# Short task:
Write out the whole listing again, exactly as given.

# Supplied material:
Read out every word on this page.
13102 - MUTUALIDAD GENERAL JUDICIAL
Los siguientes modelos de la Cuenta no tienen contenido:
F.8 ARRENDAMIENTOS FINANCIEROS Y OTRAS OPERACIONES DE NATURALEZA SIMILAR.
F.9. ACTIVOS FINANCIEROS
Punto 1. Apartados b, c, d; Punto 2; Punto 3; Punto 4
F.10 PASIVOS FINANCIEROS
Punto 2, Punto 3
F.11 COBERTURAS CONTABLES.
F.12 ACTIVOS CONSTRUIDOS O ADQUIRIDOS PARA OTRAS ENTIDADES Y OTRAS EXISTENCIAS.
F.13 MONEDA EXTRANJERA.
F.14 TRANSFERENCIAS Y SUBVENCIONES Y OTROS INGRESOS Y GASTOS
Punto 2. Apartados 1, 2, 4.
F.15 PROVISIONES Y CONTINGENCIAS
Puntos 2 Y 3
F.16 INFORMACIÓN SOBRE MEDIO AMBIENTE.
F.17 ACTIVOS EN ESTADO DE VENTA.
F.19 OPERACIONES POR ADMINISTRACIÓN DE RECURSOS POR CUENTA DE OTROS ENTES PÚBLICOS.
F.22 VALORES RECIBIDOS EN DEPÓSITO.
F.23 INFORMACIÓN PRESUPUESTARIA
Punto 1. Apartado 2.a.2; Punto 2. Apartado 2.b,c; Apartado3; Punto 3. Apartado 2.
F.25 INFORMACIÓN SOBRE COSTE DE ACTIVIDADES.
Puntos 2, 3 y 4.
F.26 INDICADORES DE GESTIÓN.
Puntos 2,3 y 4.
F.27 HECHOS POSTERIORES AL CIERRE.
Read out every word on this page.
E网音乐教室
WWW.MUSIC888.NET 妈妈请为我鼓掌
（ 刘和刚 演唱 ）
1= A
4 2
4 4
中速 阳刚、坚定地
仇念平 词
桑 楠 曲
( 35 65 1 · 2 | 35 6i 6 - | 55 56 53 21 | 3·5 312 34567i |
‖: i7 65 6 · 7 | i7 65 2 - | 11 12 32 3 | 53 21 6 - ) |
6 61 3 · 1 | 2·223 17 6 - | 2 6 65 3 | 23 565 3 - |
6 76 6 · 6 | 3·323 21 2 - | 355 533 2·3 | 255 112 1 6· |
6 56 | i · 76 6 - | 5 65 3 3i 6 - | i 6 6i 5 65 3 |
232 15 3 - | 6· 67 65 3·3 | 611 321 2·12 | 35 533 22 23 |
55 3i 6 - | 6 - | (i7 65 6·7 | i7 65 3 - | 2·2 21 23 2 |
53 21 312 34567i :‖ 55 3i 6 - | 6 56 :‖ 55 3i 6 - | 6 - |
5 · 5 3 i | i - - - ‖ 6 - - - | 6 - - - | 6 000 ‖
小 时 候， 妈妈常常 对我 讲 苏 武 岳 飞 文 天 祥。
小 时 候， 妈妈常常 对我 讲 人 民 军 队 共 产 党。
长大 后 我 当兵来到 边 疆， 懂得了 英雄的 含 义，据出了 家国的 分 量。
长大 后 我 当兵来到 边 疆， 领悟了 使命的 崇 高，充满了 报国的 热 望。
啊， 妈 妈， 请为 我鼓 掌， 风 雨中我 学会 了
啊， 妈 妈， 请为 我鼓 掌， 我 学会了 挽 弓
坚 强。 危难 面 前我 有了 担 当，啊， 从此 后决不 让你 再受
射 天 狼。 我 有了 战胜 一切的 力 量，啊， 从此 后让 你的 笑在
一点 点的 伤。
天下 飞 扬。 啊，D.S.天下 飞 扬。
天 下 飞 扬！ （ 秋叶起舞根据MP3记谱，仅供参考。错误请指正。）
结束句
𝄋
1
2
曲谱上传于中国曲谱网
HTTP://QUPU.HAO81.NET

# Right answer:
Read out every word on this page.
13102 - MUTUALIDAD GENERAL JUDICIAL
Los siguientes modelos de la Cuenta no tienen contenido:
F.8 ARRENDAMIENTOS FINANCIEROS Y OTRAS OPERACIONES DE NATURALEZA SIMILAR.
F.9. ACTIVOS FINANCIEROS
Punto 1. Apartados b, c, d; Punto 2; Punto 3; Punto 4
F.10 PASIVOS FINANCIEROS
Punto 2, Punto 3
F.11 COBERTURAS CONTABLES.
F.12 ACTIVOS CONSTRUIDOS O ADQUIRIDOS PARA OTRAS ENTIDADES Y OTRAS EXISTENCIAS.
F.13 MONEDA EXTRANJERA.
F.14 TRANSFERENCIAS Y SUBVENCIONES Y OTROS INGRESOS Y GASTOS
Punto 2. Apartados 1, 2, 4.
F.15 PROVISIONES Y CONTINGENCIAS
Puntos 2 Y 3
F.16 INFORMACIÓN SOBRE MEDIO AMBIENTE.
F.17 ACTIVOS EN ESTADO DE VENTA.
F.19 OPERACIONES POR ADMINISTRACIÓN DE RECURSOS POR CUENTA DE OTROS ENTES PÚBLICOS.
F.22 VALORES RECIBIDOS EN DEPÓSITO.
F.23 INFORMACIÓN PRESUPUESTARIA
Punto 1. Apartado 2.a.2; Punto 2. Apartado 2.b,c; Apartado3; Punto 3. Apartado 2.
F.25 INFORMACIÓN SOBRE COSTE DE ACTIVIDADES.
Puntos 2, 3 y 4.
F.26 INDICADORES DE GESTIÓN.
Puntos 2,3 y 4.
F.27 HECHOS POSTERIORES AL CIERRE.
Read out every word on this page.
E网音乐教室
WWW.MUSIC888.NET 妈妈请为我鼓掌
（ 刘和刚 演唱 ）
1= A
4 2
4 4
中速 阳刚、坚定地
仇念平 词
桑 楠 曲
( 35 65 1 · 2 | 35 6i 6 - | 55 56 53 21 | 3·5 312 34567i |
‖: i7 65 6 · 7 | i7 65 2 - | 11 12 32 3 | 53 21 6 - ) |
6 61 3 · 1 | 2·223 17 6 - | 2 6 65 3 | 23 565 3 - |
6 76 6 · 6 | 3·323 21 2 - | 355 533 2·3 | 255 112 1 6· |
6 56 | i · 76 6 - | 5 65 3 3i 6 - | i 6 6i 5 65 3 |
232 15 3 - | 6· 67 65 3·3 | 611 321 2·12 | 35 533 22 23 |
55 3i 6 - | 6 - | (i7 65 6·7 | i7 65 3 - | 2·2 21 23 2 |
53 21 312 34567i :‖ 55 3i 6 - | 6 56 :‖ 55 3i 6 - | 6 - |
5 · 5 3 i | i - - - ‖ 6 - - - | 6 - - - | 6 000 ‖
小 时 候， 妈妈常常 对我 讲 苏 武 岳 飞 文 天 祥。
小 时 候， 妈妈常常 对我 讲 人 民 军 队 共 产 党。
长大 后 我 当兵来到 边 疆， 懂得了 英雄的 含 义，据出了 家国的 分 量。
长大 后 我 当兵来到 边 疆， 领悟了 使命的 崇 高，充满了 报国的 热 望。
啊， 妈 妈， 请为 我鼓 掌， 风 雨中我 学会 了
啊， 妈 妈， 请为 我鼓 掌， 我 学会了 挽 弓
坚 强。 危难 面 前我 有了 担 当，啊， 从此 后决不 让你 再受
射 天 狼。 我 有了 战胜 一切的 力 量，啊， 从此 后让 你的 笑在
一点 点的 伤。
天下 飞 扬。 啊，D.S.天下 飞 扬。
天 下 飞 扬！ （ 秋叶起舞根据MP3记谱，仅供参考。错误请指正。）
结束句
𝄋
1
2
曲谱上传于中国曲谱网
HTTP://QUPU.HAO81.NET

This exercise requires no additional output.